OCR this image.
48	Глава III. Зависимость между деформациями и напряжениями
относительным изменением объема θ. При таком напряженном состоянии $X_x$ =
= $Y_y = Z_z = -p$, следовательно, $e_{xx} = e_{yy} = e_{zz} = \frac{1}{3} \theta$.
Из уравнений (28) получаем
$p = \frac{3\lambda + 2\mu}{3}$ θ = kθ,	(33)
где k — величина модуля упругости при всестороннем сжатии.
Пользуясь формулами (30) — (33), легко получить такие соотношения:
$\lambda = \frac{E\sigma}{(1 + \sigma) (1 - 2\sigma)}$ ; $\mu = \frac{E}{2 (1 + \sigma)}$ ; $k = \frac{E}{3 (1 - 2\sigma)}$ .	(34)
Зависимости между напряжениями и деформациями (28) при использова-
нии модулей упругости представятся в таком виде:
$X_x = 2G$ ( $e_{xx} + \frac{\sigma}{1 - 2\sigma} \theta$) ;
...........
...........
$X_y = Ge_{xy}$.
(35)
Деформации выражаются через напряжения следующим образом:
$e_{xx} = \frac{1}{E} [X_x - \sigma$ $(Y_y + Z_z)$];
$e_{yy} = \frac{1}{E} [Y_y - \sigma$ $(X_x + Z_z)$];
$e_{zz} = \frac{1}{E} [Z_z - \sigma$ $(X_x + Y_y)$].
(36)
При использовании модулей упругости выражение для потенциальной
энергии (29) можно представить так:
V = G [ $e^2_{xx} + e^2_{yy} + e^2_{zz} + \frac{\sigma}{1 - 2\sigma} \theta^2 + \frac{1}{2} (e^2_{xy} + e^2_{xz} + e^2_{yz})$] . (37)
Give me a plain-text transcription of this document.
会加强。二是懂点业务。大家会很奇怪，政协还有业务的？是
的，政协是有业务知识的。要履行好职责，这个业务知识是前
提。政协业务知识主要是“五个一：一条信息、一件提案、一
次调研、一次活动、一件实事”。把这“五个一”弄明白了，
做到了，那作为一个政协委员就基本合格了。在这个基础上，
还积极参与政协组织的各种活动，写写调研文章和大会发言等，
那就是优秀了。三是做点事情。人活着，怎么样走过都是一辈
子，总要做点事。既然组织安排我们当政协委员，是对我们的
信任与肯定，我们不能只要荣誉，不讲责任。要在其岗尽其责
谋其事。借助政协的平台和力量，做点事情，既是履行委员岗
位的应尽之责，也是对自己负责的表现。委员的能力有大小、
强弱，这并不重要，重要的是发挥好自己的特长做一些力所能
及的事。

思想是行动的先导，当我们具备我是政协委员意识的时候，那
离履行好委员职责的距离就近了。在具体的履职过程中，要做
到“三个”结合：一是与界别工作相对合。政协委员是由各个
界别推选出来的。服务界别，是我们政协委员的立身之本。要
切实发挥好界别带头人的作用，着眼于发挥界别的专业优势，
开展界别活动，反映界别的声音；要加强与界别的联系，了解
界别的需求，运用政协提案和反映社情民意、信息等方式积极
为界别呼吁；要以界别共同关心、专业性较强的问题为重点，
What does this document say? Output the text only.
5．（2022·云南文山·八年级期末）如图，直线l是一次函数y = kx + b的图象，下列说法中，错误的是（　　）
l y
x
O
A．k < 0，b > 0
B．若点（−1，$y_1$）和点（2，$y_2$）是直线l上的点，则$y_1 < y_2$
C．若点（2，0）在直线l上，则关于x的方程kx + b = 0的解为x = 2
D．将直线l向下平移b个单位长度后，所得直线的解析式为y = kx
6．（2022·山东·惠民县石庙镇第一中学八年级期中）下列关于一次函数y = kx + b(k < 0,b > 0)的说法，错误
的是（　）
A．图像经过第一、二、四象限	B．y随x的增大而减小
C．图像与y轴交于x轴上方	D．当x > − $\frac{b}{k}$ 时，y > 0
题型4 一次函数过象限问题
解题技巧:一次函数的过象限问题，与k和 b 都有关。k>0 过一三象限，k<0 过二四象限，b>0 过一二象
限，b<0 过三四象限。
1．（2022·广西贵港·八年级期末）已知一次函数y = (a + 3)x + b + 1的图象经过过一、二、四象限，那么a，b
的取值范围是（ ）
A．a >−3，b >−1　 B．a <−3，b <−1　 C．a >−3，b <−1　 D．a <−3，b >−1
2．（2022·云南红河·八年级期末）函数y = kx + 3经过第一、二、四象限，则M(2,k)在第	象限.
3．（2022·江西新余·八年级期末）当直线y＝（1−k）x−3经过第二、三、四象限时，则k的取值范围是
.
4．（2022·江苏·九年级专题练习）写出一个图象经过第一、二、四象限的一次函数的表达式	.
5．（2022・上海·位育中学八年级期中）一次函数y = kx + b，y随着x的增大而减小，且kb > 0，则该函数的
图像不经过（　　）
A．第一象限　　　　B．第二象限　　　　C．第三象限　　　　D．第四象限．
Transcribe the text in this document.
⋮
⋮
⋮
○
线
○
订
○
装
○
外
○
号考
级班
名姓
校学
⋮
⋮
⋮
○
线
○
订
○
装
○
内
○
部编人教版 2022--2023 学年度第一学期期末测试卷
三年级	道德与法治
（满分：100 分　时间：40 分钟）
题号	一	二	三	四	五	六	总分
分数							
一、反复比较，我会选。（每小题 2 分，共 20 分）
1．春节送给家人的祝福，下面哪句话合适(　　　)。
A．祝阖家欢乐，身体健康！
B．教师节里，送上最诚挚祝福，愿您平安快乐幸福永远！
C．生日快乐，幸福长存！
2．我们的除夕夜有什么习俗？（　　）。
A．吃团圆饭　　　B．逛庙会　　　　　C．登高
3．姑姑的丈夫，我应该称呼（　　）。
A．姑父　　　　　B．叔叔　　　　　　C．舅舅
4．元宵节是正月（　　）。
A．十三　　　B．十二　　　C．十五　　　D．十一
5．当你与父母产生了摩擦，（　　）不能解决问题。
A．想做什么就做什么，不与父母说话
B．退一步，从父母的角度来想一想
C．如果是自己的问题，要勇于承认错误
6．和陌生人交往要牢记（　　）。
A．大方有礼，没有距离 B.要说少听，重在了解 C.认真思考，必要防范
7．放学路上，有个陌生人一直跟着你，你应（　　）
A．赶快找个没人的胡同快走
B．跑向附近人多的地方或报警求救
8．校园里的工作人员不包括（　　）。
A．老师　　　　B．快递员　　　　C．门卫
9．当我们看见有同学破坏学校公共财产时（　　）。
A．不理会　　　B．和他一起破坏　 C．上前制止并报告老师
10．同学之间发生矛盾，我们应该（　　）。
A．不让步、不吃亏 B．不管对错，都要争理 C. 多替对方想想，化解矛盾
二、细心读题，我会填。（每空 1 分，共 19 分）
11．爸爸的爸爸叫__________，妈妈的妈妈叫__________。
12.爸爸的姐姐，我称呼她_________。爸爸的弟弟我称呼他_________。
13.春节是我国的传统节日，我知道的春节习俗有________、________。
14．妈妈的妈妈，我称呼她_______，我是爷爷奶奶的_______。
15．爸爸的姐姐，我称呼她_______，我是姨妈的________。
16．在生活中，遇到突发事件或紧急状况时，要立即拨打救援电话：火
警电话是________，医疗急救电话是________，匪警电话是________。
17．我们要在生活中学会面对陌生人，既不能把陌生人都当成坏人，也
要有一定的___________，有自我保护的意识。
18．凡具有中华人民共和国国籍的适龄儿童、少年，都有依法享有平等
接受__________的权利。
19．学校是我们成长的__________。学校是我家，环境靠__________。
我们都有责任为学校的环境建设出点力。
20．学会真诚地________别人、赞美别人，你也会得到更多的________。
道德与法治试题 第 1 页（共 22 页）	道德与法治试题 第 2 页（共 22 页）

***

What the exercise asks
Provide solely the number of lines in the data that include the word "sigma".

Exercise answer
6